Stated task: Copy every entry below word for word, leaving out the pictures.

Available records:
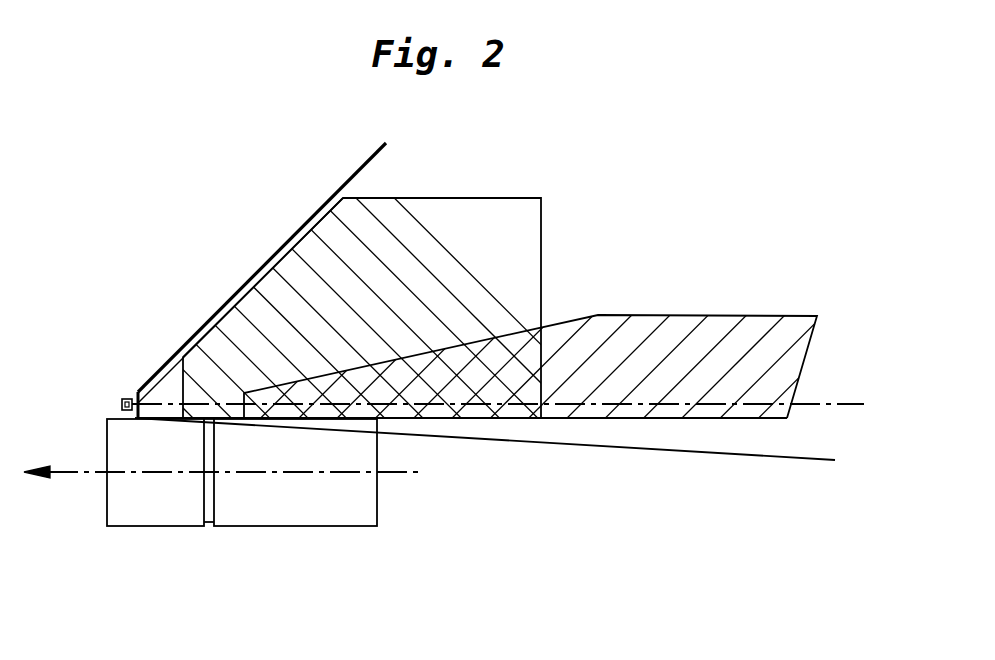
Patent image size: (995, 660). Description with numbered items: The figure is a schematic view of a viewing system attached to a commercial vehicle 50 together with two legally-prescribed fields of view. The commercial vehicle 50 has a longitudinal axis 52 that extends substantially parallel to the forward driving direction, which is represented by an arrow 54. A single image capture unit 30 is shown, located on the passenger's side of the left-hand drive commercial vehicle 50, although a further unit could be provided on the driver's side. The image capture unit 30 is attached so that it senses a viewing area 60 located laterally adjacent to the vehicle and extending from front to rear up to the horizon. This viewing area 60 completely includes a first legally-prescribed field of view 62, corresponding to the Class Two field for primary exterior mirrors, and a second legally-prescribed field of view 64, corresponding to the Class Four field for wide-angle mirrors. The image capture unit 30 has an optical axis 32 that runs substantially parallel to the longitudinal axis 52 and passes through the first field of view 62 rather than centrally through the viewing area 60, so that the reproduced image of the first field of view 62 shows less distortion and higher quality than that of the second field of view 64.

The image capture unit 30 is at (133, 397).
The optical axis 32 is at (833, 403).
The commercial vehicle 50 is at (142, 513).
The longitudinal axis 52 is at (400, 472).
The arrow 54 is at (63, 473).
The viewing area 60 is at (170, 378).
The first legally-prescribed field of view 62 is at (603, 332).
The second legally-prescribed field of view 64 is at (528, 230).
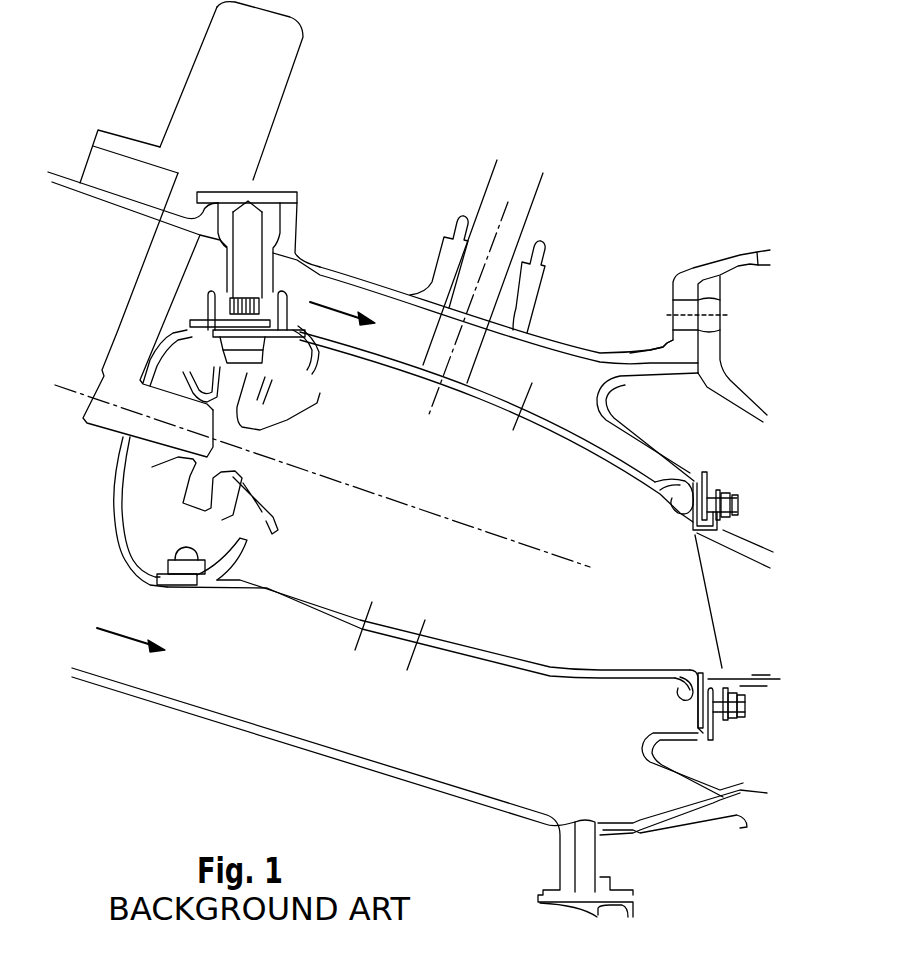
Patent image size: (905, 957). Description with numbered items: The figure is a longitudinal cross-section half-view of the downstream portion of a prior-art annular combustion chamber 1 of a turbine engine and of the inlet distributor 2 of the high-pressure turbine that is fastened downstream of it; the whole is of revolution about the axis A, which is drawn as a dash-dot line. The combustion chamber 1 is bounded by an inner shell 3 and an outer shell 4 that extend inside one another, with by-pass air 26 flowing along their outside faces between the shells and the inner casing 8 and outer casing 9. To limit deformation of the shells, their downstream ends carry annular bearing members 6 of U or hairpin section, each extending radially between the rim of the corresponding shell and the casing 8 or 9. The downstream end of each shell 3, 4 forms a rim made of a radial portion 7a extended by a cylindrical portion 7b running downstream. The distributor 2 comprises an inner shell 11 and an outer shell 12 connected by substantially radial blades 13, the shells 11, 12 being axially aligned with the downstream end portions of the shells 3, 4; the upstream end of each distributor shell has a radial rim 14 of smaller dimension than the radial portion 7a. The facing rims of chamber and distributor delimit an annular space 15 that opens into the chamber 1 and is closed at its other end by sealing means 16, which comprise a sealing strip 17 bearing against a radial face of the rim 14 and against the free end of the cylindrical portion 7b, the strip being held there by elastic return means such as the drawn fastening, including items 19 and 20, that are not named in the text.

The annular combustion chamber 1 is at (383, 212).
The inlet distributor 2 is at (770, 512).
The inner shell 3 is at (547, 670).
The outer shell 4 is at (560, 427).
The bearing member 6 is at (633, 437).
The radial portion 7a is at (680, 487).
The cylindrical portion 7b is at (704, 470).
The inner casing 8 is at (393, 773).
The outer casing 9 is at (553, 347).
The inner shell of the distributor 11 is at (755, 678).
The outer shell of the distributor 12 is at (753, 552).
The radial blades 13 is at (735, 623).
The radial rim 14 is at (693, 523).
The annular space 15 is at (680, 480).
The sealing means 16 is at (715, 466).
The sealing strip 17 is at (722, 485).
The nut 19 is at (745, 505).
The diagonal wall 20 is at (710, 540).
The by-pass air 26 is at (330, 300).
The axis of revolution A is at (331, 483).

Full output:
Patent image size: (995, 660). Description with numbered items: The figure is a schematic view of a viewing system attached to a commercial vehicle 50 together with two legally-prescribed fields of view. The commercial vehicle 50 has a longitudinal axis 52 that extends substantially parallel to the forward driving direction, which is represented by an arrow 54. A single image capture unit 30 is shown, located on the passenger's side of the left-hand drive commercial vehicle 50, although a further unit could be provided on the driver's side. The image capture unit 30 is attached so that it senses a viewing area 60 located laterally adjacent to the vehicle and extending from front to rear up to the horizon. This viewing area 60 completely includes a first legally-prescribed field of view 62, corresponding to the Class Two field for primary exterior mirrors, and a second legally-prescribed field of view 64, corresponding to the Class Four field for wide-angle mirrors. The image capture unit 30 has an optical axis 32 that runs substantially parallel to the longitudinal axis 52 and passes through the first field of view 62 rather than centrally through the viewing area 60, so that the reproduced image of the first field of view 62 shows less distortion and higher quality than that of the second field of view 64.

The image capture unit 30 is at (133, 397).
The optical axis 32 is at (833, 403).
The commercial vehicle 50 is at (142, 513).
The longitudinal axis 52 is at (400, 472).
The arrow 54 is at (63, 473).
The viewing area 60 is at (170, 378).
The first legally-prescribed field of view 62 is at (603, 332).
The second legally-prescribed field of view 64 is at (528, 230).
Patent image size: (905, 957). Description with numbered items: The figure is a longitudinal cross-section half-view of the downstream portion of a prior-art annular combustion chamber 1 of a turbine engine and of the inlet distributor 2 of the high-pressure turbine that is fastened downstream of it; the whole is of revolution about the axis A, which is drawn as a dash-dot line. The combustion chamber 1 is bounded by an inner shell 3 and an outer shell 4 that extend inside one another, with by-pass air 26 flowing along their outside faces between the shells and the inner casing 8 and outer casing 9. To limit deformation of the shells, their downstream ends carry annular bearing members 6 of U or hairpin section, each extending radially between the rim of the corresponding shell and the casing 8 or 9. The downstream end of each shell 3, 4 forms a rim made of a radial portion 7a extended by a cylindrical portion 7b running downstream. The distributor 2 comprises an inner shell 11 and an outer shell 12 connected by substantially radial blades 13, the shells 11, 12 being axially aligned with the downstream end portions of the shells 3, 4; the upstream end of each distributor shell has a radial rim 14 of smaller dimension than the radial portion 7a. The facing rims of chamber and distributor delimit an annular space 15 that opens into the chamber 1 and is closed at its other end by sealing means 16, which comprise a sealing strip 17 bearing against a radial face of the rim 14 and against the free end of the cylindrical portion 7b, the strip being held there by elastic return means such as the drawn fastening, including items 19 and 20, that are not named in the text.

The annular combustion chamber 1 is at (383, 212).
The inlet distributor 2 is at (770, 512).
The inner shell 3 is at (547, 670).
The outer shell 4 is at (560, 427).
The bearing member 6 is at (633, 437).
The radial portion 7a is at (680, 487).
The cylindrical portion 7b is at (704, 470).
The inner casing 8 is at (393, 773).
The outer casing 9 is at (553, 347).
The inner shell of the distributor 11 is at (755, 678).
The outer shell of the distributor 12 is at (753, 552).
The radial blades 13 is at (735, 623).
The radial rim 14 is at (693, 523).
The annular space 15 is at (680, 480).
The sealing means 16 is at (715, 466).
The sealing strip 17 is at (722, 485).
The nut 19 is at (745, 505).
The diagonal wall 20 is at (710, 540).
The by-pass air 26 is at (330, 300).
The axis of revolution A is at (331, 483).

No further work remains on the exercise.